- [PROBLEM DESCRIPTION]
Take from the listing each line that has the string "User".
--
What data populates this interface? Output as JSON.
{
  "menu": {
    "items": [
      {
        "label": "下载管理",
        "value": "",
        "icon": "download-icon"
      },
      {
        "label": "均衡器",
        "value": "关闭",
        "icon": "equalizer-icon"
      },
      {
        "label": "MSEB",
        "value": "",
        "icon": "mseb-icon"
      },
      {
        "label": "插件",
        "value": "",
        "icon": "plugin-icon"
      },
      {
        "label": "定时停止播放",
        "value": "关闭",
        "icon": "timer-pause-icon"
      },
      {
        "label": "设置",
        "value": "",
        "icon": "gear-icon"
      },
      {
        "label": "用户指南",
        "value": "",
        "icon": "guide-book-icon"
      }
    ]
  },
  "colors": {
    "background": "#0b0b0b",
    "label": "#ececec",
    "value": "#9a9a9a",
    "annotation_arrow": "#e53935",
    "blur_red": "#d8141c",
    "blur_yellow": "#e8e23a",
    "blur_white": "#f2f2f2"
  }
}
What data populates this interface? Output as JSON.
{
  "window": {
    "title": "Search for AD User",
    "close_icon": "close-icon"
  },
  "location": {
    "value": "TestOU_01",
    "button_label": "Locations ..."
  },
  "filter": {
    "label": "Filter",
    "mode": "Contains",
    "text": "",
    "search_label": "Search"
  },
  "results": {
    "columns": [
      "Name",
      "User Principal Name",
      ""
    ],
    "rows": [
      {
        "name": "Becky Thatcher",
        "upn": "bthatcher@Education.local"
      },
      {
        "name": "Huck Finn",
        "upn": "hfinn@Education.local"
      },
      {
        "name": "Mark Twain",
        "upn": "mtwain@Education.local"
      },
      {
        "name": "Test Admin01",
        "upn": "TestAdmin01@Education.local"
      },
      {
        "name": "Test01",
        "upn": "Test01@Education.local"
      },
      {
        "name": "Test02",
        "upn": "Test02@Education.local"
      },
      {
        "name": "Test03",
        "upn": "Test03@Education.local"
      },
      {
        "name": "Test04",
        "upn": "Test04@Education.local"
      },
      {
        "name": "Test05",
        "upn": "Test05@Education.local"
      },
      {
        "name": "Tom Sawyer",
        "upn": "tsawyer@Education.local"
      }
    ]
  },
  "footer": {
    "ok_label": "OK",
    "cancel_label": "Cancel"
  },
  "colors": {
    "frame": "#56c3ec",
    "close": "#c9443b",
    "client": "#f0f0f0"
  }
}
--
- [WRITTEN RESPONSE]
    "title": "Search for AD User",
      "User Principal Name",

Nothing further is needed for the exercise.